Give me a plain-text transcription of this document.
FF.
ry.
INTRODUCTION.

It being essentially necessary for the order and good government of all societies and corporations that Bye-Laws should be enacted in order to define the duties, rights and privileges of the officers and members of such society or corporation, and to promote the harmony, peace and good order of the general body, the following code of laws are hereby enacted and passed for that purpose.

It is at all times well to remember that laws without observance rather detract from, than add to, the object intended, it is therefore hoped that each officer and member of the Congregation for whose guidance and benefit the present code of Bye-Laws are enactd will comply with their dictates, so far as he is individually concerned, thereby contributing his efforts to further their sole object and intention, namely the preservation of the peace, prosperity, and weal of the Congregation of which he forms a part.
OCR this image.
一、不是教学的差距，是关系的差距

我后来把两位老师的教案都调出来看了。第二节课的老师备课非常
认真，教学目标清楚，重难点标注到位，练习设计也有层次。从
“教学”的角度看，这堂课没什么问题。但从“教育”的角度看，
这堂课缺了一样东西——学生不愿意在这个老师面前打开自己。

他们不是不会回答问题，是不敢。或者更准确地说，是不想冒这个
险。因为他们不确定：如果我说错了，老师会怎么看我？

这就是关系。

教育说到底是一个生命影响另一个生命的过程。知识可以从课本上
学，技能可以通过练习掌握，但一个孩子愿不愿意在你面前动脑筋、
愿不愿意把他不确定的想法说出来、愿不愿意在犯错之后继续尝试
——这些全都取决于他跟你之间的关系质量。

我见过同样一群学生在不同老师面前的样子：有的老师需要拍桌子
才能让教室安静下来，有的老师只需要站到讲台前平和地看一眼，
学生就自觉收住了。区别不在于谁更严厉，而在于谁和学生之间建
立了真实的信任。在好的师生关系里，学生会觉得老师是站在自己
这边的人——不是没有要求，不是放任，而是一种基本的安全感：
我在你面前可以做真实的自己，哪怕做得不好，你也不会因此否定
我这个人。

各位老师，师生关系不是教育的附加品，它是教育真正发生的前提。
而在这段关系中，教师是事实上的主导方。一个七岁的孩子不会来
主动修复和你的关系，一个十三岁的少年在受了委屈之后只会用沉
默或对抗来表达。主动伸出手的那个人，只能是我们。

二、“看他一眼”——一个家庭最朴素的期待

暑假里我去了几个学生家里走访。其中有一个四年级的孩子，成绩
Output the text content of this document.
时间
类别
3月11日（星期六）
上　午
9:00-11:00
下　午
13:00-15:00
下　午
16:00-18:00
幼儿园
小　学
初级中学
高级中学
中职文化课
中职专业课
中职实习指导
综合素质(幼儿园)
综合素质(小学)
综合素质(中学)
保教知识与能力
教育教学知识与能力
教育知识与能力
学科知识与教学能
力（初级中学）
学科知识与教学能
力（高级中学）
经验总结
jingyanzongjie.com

________

TASK INSTRUCTIONS – Search the data for the string "this". List each line that has it.

COMPLETED EXERCISE –
Give me a plain-text transcription of this document.
OCR this image.
Output the text content of this document.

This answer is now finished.